Brief » Each record below is to be reproduced without any change.

— BEGIN —

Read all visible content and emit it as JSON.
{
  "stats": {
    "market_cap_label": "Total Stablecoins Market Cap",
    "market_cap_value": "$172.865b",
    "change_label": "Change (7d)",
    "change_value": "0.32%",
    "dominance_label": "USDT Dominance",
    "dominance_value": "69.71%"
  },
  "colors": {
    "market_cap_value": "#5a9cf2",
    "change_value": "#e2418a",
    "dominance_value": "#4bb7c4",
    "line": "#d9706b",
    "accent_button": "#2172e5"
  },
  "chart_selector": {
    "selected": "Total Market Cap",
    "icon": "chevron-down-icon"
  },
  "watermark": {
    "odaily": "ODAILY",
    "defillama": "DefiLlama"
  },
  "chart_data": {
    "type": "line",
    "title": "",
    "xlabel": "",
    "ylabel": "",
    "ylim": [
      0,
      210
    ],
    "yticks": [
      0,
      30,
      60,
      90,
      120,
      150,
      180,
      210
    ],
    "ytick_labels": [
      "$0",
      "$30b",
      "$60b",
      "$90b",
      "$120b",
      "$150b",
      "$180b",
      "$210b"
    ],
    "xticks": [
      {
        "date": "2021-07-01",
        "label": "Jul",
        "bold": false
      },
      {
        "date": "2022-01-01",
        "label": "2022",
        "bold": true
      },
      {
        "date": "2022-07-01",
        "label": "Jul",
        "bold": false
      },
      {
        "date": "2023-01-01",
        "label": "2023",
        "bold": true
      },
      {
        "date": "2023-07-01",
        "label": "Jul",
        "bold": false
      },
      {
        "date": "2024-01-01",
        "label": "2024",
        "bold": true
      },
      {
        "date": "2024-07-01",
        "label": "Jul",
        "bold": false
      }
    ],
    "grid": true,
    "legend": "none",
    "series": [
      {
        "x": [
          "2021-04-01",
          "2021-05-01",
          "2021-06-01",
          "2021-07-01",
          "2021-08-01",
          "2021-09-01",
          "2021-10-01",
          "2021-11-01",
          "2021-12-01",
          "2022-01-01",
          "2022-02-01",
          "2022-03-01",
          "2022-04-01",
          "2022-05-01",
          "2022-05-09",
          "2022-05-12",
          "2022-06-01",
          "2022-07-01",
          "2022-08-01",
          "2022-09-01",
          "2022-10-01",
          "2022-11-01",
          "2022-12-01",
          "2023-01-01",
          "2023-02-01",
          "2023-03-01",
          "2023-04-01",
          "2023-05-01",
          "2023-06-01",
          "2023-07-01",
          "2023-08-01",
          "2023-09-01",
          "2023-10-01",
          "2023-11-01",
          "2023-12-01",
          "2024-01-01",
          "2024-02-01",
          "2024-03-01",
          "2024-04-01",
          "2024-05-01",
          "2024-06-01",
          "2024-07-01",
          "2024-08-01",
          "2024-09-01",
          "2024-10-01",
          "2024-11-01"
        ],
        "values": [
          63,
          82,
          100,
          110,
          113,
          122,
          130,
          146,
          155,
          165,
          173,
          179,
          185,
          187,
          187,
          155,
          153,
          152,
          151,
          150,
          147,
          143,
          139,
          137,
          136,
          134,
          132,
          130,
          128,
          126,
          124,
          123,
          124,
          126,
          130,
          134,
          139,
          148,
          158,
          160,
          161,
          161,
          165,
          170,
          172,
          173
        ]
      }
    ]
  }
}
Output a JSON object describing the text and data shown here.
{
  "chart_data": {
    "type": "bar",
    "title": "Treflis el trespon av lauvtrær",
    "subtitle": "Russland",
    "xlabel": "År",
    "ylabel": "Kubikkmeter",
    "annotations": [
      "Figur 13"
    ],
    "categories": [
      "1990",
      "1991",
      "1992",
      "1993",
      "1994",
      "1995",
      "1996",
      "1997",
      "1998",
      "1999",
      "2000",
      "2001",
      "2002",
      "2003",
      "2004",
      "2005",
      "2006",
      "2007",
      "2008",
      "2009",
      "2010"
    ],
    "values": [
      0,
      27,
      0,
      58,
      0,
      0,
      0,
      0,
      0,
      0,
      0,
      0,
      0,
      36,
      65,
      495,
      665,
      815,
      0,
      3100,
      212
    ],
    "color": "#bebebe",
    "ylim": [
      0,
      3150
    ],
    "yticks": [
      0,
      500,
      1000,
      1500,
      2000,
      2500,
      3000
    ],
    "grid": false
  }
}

— END —

Solution below »
Read all visible content and emit it as JSON.
{
  "stats": {
    "market_cap_label": "Total Stablecoins Market Cap",
    "market_cap_value": "$172.865b",
    "change_label": "Change (7d)",
    "change_value": "0.32%",
    "dominance_label": "USDT Dominance",
    "dominance_value": "69.71%"
  },
  "colors": {
    "market_cap_value": "#5a9cf2",
    "change_value": "#e2418a",
    "dominance_value": "#4bb7c4",
    "line": "#d9706b",
    "accent_button": "#2172e5"
  },
  "chart_selector": {
    "selected": "Total Market Cap",
    "icon": "chevron-down-icon"
  },
  "watermark": {
    "odaily": "ODAILY",
    "defillama": "DefiLlama"
  },
  "chart_data": {
    "type": "line",
    "title": "",
    "xlabel": "",
    "ylabel": "",
    "ylim": [
      0,
      210
    ],
    "yticks": [
      0,
      30,
      60,
      90,
      120,
      150,
      180,
      210
    ],
    "ytick_labels": [
      "$0",
      "$30b",
      "$60b",
      "$90b",
      "$120b",
      "$150b",
      "$180b",
      "$210b"
    ],
    "xticks": [
      {
        "date": "2021-07-01",
        "label": "Jul",
        "bold": false
      },
      {
        "date": "2022-01-01",
        "label": "2022",
        "bold": true
      },
      {
        "date": "2022-07-01",
        "label": "Jul",
        "bold": false
      },
      {
        "date": "2023-01-01",
        "label": "2023",
        "bold": true
      },
      {
        "date": "2023-07-01",
        "label": "Jul",
        "bold": false
      },
      {
        "date": "2024-01-01",
        "label": "2024",
        "bold": true
      },
      {
        "date": "2024-07-01",
        "label": "Jul",
        "bold": false
      }
    ],
    "grid": true,
    "legend": "none",
    "series": [
      {
        "x": [
          "2021-04-01",
          "2021-05-01",
          "2021-06-01",
          "2021-07-01",
          "2021-08-01",
          "2021-09-01",
          "2021-10-01",
          "2021-11-01",
          "2021-12-01",
          "2022-01-01",
          "2022-02-01",
          "2022-03-01",
          "2022-04-01",
          "2022-05-01",
          "2022-05-09",
          "2022-05-12",
          "2022-06-01",
          "2022-07-01",
          "2022-08-01",
          "2022-09-01",
          "2022-10-01",
          "2022-11-01",
          "2022-12-01",
          "2023-01-01",
          "2023-02-01",
          "2023-03-01",
          "2023-04-01",
          "2023-05-01",
          "2023-06-01",
          "2023-07-01",
          "2023-08-01",
          "2023-09-01",
          "2023-10-01",
          "2023-11-01",
          "2023-12-01",
          "2024-01-01",
          "2024-02-01",
          "2024-03-01",
          "2024-04-01",
          "2024-05-01",
          "2024-06-01",
          "2024-07-01",
          "2024-08-01",
          "2024-09-01",
          "2024-10-01",
          "2024-11-01"
        ],
        "values": [
          63,
          82,
          100,
          110,
          113,
          122,
          130,
          146,
          155,
          165,
          173,
          179,
          185,
          187,
          187,
          155,
          153,
          152,
          151,
          150,
          147,
          143,
          139,
          137,
          136,
          134,
          132,
          130,
          128,
          126,
          124,
          123,
          124,
          126,
          130,
          134,
          139,
          148,
          158,
          160,
          161,
          161,
          165,
          170,
          172,
          173
        ]
      }
    ]
  }
}
Output a JSON object describing the text and data shown here.
{
  "chart_data": {
    "type": "bar",
    "title": "Treflis el trespon av lauvtrær",
    "subtitle": "Russland",
    "xlabel": "År",
    "ylabel": "Kubikkmeter",
    "annotations": [
      "Figur 13"
    ],
    "categories": [
      "1990",
      "1991",
      "1992",
      "1993",
      "1994",
      "1995",
      "1996",
      "1997",
      "1998",
      "1999",
      "2000",
      "2001",
      "2002",
      "2003",
      "2004",
      "2005",
      "2006",
      "2007",
      "2008",
      "2009",
      "2010"
    ],
    "values": [
      0,
      27,
      0,
      58,
      0,
      0,
      0,
      0,
      0,
      0,
      0,
      0,
      0,
      36,
      65,
      495,
      665,
      815,
      0,
      3100,
      212
    ],
    "color": "#bebebe",
    "ylim": [
      0,
      3150
    ],
    "yticks": [
      0,
      500,
      1000,
      1500,
      2000,
      2500,
      3000
    ],
    "grid": false
  }
}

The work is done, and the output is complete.